(begin)

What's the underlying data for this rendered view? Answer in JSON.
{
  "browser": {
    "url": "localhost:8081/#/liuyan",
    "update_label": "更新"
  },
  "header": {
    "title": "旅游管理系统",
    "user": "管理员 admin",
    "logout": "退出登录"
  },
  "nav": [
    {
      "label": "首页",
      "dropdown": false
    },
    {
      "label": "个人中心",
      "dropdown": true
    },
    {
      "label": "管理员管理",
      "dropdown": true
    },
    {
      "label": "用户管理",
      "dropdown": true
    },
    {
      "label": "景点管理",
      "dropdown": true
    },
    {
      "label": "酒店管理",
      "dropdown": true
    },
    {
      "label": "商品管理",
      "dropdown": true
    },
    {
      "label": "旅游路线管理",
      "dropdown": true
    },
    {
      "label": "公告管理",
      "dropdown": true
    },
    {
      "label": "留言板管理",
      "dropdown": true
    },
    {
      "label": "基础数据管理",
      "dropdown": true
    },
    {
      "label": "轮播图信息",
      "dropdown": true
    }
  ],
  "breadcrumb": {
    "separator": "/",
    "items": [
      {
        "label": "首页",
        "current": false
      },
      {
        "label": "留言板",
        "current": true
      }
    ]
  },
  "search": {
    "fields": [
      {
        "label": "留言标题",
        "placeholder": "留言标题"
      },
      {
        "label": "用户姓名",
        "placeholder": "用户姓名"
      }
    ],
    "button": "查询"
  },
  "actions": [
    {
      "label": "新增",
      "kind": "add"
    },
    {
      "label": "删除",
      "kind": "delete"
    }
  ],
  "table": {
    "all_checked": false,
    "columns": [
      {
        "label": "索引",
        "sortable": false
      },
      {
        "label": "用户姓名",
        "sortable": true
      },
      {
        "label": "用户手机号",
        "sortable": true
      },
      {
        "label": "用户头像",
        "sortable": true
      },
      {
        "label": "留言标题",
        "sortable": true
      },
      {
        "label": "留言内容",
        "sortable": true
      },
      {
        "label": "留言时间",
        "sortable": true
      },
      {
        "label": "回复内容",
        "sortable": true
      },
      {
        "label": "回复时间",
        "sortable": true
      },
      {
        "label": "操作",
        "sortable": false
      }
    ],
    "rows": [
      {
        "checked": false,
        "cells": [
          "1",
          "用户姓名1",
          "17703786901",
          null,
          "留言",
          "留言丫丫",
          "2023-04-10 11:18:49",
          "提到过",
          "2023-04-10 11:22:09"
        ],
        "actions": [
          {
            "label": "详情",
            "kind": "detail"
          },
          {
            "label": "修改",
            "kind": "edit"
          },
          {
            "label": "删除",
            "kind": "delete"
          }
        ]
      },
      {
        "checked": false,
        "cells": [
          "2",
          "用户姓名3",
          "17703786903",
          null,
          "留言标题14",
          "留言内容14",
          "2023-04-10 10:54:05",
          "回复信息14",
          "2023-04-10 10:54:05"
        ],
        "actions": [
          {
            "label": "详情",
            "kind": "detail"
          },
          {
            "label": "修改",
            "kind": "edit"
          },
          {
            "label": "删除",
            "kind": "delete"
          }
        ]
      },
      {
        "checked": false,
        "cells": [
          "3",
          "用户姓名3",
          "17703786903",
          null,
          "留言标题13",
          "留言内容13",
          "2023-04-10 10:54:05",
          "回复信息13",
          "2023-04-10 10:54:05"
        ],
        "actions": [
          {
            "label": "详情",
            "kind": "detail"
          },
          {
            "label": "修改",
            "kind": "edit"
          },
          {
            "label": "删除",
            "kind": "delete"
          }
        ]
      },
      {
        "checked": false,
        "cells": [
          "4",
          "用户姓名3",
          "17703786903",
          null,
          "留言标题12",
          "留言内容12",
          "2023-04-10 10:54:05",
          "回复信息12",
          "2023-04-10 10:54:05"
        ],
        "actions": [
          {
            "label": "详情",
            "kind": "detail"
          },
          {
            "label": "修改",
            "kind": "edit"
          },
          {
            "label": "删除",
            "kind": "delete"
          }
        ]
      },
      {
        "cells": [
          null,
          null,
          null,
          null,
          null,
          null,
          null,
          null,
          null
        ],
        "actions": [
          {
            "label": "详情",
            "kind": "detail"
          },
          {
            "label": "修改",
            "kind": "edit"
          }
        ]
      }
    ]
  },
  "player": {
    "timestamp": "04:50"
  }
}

(end)

Copy every line of the records word for word.

• Written answer
What's the underlying data for this rendered view? Answer in JSON.
{
  "browser": {
    "url": "localhost:8081/#/liuyan",
    "update_label": "更新"
  },
  "header": {
    "title": "旅游管理系统",
    "user": "管理员 admin",
    "logout": "退出登录"
  },
  "nav": [
    {
      "label": "首页",
      "dropdown": false
    },
    {
      "label": "个人中心",
      "dropdown": true
    },
    {
      "label": "管理员管理",
      "dropdown": true
    },
    {
      "label": "用户管理",
      "dropdown": true
    },
    {
      "label": "景点管理",
      "dropdown": true
    },
    {
      "label": "酒店管理",
      "dropdown": true
    },
    {
      "label": "商品管理",
      "dropdown": true
    },
    {
      "label": "旅游路线管理",
      "dropdown": true
    },
    {
      "label": "公告管理",
      "dropdown": true
    },
    {
      "label": "留言板管理",
      "dropdown": true
    },
    {
      "label": "基础数据管理",
      "dropdown": true
    },
    {
      "label": "轮播图信息",
      "dropdown": true
    }
  ],
  "breadcrumb": {
    "separator": "/",
    "items": [
      {
        "label": "首页",
        "current": false
      },
      {
        "label": "留言板",
        "current": true
      }
    ]
  },
  "search": {
    "fields": [
      {
        "label": "留言标题",
        "placeholder": "留言标题"
      },
      {
        "label": "用户姓名",
        "placeholder": "用户姓名"
      }
    ],
    "button": "查询"
  },
  "actions": [
    {
      "label": "新增",
      "kind": "add"
    },
    {
      "label": "删除",
      "kind": "delete"
    }
  ],
  "table": {
    "all_checked": false,
    "columns": [
      {
        "label": "索引",
        "sortable": false
      },
      {
        "label": "用户姓名",
        "sortable": true
      },
      {
        "label": "用户手机号",
        "sortable": true
      },
      {
        "label": "用户头像",
        "sortable": true
      },
      {
        "label": "留言标题",
        "sortable": true
      },
      {
        "label": "留言内容",
        "sortable": true
      },
      {
        "label": "留言时间",
        "sortable": true
      },
      {
        "label": "回复内容",
        "sortable": true
      },
      {
        "label": "回复时间",
        "sortable": true
      },
      {
        "label": "操作",
        "sortable": false
      }
    ],
    "rows": [
      {
        "checked": false,
        "cells": [
          "1",
          "用户姓名1",
          "17703786901",
          null,
          "留言",
          "留言丫丫",
          "2023-04-10 11:18:49",
          "提到过",
          "2023-04-10 11:22:09"
        ],
        "actions": [
          {
            "label": "详情",
            "kind": "detail"
          },
          {
            "label": "修改",
            "kind": "edit"
          },
          {
            "label": "删除",
            "kind": "delete"
          }
        ]
      },
      {
        "checked": false,
        "cells": [
          "2",
          "用户姓名3",
          "17703786903",
          null,
          "留言标题14",
          "留言内容14",
          "2023-04-10 10:54:05",
          "回复信息14",
          "2023-04-10 10:54:05"
        ],
        "actions": [
          {
            "label": "详情",
            "kind": "detail"
          },
          {
            "label": "修改",
            "kind": "edit"
          },
          {
            "label": "删除",
            "kind": "delete"
          }
        ]
      },
      {
        "checked": false,
        "cells": [
          "3",
          "用户姓名3",
          "17703786903",
          null,
          "留言标题13",
          "留言内容13",
          "2023-04-10 10:54:05",
          "回复信息13",
          "2023-04-10 10:54:05"
        ],
        "actions": [
          {
            "label": "详情",
            "kind": "detail"
          },
          {
            "label": "修改",
            "kind": "edit"
          },
          {
            "label": "删除",
            "kind": "delete"
          }
        ]
      },
      {
        "checked": false,
        "cells": [
          "4",
          "用户姓名3",
          "17703786903",
          null,
          "留言标题12",
          "留言内容12",
          "2023-04-10 10:54:05",
          "回复信息12",
          "2023-04-10 10:54:05"
        ],
        "actions": [
          {
            "label": "详情",
            "kind": "detail"
          },
          {
            "label": "修改",
            "kind": "edit"
          },
          {
            "label": "删除",
            "kind": "delete"
          }
        ]
      },
      {
        "cells": [
          null,
          null,
          null,
          null,
          null,
          null,
          null,
          null,
          null
        ],
        "actions": [
          {
            "label": "详情",
            "kind": "detail"
          },
          {
            "label": "修改",
            "kind": "edit"
          }
        ]
      }
    ]
  },
  "player": {
    "timestamp": "04:50"
  }
}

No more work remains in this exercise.